**AIM:** What is the number of lines containing "color"? Give only that number.

**RECORDS SHOWN:**
★ ★ ★
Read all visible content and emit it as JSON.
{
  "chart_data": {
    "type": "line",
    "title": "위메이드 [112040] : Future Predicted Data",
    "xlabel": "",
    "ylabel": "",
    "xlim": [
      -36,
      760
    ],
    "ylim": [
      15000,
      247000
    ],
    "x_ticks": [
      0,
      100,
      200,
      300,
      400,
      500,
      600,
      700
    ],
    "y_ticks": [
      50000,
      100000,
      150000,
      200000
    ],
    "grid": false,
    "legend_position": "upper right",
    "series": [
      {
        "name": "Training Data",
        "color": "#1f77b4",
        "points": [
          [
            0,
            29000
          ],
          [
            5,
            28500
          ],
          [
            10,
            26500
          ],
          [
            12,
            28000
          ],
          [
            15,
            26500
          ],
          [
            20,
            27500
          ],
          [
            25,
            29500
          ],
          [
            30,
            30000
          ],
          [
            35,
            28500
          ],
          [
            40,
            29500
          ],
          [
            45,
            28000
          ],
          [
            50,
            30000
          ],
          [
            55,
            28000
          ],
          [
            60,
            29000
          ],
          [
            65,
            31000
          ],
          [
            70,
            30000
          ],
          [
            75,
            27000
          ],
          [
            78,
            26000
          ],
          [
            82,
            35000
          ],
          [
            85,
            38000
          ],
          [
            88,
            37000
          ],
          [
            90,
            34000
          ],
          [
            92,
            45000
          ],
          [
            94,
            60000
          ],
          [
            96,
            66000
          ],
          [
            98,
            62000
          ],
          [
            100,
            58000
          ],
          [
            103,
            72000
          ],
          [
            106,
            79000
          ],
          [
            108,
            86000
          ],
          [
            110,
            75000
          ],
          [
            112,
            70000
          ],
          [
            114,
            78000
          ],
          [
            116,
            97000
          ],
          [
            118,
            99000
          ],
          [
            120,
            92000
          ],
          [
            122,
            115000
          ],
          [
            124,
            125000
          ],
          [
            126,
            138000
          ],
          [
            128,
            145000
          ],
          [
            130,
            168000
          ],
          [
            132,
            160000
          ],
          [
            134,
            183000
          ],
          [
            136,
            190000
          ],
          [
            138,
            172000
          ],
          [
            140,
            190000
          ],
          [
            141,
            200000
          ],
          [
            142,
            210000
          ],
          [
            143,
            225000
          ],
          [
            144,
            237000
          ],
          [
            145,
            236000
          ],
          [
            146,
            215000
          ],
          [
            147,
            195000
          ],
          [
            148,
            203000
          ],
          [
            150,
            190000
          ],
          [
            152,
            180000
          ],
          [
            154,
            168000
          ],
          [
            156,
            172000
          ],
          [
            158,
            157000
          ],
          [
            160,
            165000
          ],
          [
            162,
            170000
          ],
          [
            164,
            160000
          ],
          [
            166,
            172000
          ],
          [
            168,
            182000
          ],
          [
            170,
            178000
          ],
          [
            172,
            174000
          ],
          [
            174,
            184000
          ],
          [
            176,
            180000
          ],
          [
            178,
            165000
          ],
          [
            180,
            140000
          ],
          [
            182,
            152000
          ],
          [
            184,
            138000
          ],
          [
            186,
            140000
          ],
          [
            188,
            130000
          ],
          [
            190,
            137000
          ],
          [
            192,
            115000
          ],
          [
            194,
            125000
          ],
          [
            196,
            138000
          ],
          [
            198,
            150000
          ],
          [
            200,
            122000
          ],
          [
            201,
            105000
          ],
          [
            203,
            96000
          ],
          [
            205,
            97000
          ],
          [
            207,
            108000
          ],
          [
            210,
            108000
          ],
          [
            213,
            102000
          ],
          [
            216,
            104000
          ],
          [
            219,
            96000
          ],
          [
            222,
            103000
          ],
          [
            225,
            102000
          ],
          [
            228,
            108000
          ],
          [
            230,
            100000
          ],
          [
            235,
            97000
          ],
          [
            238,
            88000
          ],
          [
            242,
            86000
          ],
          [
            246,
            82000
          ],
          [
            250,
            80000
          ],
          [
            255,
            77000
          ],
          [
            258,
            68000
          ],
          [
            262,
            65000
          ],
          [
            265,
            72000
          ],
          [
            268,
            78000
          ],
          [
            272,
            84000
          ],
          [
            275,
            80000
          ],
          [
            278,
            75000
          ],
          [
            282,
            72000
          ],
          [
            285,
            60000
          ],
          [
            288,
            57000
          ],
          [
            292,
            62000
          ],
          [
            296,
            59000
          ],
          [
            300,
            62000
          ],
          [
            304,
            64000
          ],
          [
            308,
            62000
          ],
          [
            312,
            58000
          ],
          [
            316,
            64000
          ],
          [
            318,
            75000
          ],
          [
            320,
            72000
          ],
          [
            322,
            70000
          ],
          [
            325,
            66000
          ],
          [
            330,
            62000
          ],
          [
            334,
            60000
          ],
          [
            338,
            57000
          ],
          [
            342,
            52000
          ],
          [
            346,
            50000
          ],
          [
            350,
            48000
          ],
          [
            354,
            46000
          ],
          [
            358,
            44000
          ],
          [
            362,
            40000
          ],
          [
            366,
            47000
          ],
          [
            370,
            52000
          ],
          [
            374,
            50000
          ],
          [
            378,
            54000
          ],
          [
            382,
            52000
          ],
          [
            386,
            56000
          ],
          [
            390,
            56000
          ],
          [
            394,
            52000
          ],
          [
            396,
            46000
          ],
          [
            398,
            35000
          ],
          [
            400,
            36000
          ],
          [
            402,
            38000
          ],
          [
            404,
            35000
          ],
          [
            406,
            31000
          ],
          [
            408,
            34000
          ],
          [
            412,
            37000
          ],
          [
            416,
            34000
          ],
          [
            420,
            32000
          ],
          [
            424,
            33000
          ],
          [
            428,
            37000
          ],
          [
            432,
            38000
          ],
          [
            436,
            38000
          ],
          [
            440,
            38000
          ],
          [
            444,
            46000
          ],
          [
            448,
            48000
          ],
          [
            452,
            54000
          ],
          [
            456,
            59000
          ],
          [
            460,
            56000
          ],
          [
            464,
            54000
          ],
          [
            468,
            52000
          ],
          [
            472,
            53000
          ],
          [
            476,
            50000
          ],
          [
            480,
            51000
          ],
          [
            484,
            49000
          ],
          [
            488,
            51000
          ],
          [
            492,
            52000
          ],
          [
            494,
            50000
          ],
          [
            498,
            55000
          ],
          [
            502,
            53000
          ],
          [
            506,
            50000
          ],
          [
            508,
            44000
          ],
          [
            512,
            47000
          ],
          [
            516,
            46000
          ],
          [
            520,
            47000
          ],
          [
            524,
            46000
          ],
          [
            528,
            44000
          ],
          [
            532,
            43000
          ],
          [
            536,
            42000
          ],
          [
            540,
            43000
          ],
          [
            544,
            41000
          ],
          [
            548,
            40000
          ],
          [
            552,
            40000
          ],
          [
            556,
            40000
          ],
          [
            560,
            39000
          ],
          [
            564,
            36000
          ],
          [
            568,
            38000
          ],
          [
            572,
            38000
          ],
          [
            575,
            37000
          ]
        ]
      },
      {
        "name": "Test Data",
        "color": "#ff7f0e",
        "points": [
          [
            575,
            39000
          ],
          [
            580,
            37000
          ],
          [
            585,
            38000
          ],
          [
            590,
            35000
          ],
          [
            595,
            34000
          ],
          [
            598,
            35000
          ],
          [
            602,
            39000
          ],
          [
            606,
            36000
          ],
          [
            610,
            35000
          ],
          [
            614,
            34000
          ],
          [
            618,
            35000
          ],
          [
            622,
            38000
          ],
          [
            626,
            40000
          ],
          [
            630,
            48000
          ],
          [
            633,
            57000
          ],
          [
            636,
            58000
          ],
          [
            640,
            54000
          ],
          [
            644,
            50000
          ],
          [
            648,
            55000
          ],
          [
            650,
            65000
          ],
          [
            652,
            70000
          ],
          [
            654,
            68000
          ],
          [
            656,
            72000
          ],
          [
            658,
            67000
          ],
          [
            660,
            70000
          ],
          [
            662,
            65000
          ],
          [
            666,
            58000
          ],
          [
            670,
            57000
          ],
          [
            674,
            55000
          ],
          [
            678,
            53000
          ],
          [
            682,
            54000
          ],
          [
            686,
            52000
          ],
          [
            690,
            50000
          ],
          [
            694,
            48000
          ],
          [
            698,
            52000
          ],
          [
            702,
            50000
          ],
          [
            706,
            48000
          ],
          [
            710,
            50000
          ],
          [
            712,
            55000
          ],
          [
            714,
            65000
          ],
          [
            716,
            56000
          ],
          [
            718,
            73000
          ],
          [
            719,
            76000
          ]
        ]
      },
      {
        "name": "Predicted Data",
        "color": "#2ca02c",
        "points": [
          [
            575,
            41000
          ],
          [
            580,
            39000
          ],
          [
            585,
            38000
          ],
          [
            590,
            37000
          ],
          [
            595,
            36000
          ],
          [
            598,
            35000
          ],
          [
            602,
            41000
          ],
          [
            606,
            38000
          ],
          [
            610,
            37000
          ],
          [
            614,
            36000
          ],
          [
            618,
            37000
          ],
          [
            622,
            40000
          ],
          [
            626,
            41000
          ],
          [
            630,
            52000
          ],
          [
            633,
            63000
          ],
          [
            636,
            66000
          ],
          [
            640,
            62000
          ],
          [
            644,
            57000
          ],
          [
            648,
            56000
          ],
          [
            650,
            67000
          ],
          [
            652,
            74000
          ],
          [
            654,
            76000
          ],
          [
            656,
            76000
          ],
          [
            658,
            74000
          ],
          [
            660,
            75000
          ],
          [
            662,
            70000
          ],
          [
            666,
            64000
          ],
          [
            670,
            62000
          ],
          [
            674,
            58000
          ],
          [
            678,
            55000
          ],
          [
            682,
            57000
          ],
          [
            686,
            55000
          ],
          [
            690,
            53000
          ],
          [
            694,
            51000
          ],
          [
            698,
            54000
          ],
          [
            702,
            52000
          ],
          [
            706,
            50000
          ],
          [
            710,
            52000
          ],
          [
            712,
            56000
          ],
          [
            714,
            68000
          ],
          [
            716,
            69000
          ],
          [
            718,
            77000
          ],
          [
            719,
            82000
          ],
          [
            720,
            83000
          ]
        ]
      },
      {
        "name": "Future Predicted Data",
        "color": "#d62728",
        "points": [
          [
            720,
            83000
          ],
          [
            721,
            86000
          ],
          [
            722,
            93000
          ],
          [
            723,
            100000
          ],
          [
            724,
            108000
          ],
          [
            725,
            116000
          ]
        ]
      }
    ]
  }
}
★ ★ ★
**WRITTEN RESPONSE:** 4